Brief:
Return the count of lines that hold the string "修理自检报告", with no other words.

(Data entries)
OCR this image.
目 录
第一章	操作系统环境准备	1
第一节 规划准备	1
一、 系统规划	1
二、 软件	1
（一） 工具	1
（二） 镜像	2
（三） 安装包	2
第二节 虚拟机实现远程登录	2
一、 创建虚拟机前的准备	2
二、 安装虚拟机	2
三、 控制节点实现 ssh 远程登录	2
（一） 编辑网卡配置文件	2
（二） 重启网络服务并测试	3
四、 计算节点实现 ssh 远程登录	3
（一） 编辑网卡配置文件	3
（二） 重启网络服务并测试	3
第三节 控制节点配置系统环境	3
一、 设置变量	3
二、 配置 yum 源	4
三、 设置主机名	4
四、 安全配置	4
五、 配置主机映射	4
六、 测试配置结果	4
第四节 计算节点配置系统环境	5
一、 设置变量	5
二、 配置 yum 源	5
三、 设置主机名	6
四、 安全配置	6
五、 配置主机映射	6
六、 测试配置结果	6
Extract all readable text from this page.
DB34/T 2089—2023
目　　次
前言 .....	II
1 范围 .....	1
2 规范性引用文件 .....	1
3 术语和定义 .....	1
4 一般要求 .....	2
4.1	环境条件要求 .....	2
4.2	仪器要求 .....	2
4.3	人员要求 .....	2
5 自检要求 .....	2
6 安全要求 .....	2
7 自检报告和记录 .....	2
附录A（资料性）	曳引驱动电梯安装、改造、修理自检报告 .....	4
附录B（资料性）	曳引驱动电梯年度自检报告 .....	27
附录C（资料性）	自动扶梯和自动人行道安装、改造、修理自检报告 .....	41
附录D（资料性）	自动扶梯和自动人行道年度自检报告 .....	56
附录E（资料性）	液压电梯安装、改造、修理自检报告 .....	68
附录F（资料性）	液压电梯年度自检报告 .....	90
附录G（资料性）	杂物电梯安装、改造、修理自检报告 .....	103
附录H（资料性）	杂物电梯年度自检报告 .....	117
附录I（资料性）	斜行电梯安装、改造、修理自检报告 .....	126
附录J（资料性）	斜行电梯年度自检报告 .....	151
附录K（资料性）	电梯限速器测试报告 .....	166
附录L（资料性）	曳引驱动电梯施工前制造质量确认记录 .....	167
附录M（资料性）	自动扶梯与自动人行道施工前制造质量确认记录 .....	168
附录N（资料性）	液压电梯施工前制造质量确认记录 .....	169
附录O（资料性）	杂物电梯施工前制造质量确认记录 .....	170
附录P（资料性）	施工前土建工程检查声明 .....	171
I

Expected output:
5